Keep only the lines that hold the string "вправе", filtering out the rest of the entries below.

[START OF MATERIAL PROVIDED]

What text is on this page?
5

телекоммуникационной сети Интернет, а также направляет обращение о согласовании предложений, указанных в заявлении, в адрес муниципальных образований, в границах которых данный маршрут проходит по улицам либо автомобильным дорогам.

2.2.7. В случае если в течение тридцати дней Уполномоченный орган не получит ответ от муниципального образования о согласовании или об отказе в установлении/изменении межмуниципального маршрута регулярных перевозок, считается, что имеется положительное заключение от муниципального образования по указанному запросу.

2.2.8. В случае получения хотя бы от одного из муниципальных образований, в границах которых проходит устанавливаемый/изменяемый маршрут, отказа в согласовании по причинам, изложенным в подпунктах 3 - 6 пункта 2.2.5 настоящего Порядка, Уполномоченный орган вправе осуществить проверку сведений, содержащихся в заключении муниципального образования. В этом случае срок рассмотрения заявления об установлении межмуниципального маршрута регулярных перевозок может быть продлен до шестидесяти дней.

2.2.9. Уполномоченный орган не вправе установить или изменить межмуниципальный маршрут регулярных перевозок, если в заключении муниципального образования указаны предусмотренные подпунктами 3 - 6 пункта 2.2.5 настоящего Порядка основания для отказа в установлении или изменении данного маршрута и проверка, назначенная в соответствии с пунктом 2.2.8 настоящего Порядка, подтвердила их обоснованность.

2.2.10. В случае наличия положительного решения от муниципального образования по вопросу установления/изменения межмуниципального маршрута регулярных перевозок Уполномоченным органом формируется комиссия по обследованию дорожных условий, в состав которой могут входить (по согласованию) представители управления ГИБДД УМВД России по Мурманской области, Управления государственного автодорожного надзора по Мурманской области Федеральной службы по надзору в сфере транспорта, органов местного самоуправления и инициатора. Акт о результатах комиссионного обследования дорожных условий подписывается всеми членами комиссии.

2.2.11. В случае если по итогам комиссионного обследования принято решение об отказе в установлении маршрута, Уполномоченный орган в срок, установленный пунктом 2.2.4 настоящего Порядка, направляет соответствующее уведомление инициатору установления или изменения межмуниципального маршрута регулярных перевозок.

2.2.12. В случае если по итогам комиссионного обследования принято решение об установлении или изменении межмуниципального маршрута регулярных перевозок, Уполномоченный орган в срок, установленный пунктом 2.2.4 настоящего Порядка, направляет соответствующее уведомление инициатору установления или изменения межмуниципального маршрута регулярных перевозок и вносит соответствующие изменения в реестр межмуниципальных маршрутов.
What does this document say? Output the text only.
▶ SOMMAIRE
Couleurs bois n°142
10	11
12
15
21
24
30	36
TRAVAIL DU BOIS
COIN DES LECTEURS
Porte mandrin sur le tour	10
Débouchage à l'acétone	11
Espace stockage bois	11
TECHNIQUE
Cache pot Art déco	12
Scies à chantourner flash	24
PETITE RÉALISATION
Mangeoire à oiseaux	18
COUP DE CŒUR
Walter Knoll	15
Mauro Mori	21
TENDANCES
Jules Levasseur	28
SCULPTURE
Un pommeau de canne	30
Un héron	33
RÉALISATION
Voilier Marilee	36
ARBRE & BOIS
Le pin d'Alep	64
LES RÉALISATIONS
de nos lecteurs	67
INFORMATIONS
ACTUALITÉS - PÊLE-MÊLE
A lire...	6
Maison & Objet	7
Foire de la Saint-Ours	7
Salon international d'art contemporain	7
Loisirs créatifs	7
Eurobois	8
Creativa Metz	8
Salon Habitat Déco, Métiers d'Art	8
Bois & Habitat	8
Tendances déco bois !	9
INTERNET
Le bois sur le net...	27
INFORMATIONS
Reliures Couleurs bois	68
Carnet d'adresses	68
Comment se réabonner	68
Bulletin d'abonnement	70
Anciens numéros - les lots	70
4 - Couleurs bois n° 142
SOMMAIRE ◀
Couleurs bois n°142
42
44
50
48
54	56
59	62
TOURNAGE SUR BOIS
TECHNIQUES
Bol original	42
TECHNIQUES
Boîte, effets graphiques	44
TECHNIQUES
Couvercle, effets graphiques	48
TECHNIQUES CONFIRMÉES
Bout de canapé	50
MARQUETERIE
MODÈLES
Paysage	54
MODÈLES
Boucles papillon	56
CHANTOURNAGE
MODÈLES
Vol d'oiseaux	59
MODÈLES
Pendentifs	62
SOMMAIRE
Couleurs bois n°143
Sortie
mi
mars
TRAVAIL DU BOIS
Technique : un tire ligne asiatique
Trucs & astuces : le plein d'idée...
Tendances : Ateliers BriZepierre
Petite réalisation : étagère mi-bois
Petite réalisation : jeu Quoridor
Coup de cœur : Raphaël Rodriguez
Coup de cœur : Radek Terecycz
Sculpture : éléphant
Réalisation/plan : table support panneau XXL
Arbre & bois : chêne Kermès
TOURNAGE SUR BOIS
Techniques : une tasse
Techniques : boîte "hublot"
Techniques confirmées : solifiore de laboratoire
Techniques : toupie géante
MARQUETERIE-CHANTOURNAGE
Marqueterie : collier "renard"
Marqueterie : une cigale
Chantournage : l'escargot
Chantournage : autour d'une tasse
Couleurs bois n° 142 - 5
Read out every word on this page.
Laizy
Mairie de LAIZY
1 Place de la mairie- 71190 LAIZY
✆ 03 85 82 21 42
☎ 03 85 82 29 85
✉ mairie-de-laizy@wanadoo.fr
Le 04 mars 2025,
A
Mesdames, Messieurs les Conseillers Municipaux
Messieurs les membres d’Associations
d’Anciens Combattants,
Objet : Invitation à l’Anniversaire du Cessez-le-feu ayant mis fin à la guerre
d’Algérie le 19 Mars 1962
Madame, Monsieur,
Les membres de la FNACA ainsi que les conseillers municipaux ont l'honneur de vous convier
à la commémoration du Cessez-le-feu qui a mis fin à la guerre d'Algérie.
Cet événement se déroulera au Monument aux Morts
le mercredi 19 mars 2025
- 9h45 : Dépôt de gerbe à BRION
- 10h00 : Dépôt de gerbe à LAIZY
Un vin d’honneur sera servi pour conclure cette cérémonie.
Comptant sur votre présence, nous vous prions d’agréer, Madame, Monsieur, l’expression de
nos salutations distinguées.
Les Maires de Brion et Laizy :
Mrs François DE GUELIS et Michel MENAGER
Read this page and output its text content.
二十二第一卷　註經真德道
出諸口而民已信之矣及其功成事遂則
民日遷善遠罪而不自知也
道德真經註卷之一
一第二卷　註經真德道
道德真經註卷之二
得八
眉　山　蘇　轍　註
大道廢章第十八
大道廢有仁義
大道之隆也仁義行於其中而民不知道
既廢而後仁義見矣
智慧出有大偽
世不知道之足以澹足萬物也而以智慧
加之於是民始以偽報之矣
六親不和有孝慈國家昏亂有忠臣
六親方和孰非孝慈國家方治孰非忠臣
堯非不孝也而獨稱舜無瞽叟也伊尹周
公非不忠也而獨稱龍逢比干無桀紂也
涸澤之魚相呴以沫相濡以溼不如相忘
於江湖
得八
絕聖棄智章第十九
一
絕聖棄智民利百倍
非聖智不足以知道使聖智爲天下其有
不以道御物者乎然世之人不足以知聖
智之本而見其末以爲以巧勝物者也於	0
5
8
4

[END OF MATERIAL PROVIDED]

EXERCISE RESPONSE ▸
2.2.8. В случае получения хотя бы от одного из муниципальных образований, в границах которых проходит устанавливаемый/изменяемый маршрут, отказа в согласовании по причинам, изложенным в подпунктах 3 - 6 пункта 2.2.5 настоящего Порядка, Уполномоченный орган вправе осуществить проверку сведений, содержащихся в заключении муниципального образования. В этом случае срок рассмотрения заявления об установлении межмуниципального маршрута регулярных перевозок может быть продлен до шестидесяти дней.
2.2.9. Уполномоченный орган не вправе установить или изменить межмуниципальный маршрут регулярных перевозок, если в заключении муниципального образования указаны предусмотренные подпунктами 3 - 6 пункта 2.2.5 настоящего Порядка основания для отказа в установлении или изменении данного маршрута и проверка, назначенная в соответствии с пунктом 2.2.8 настоящего Порядка, подтвердила их обоснованность.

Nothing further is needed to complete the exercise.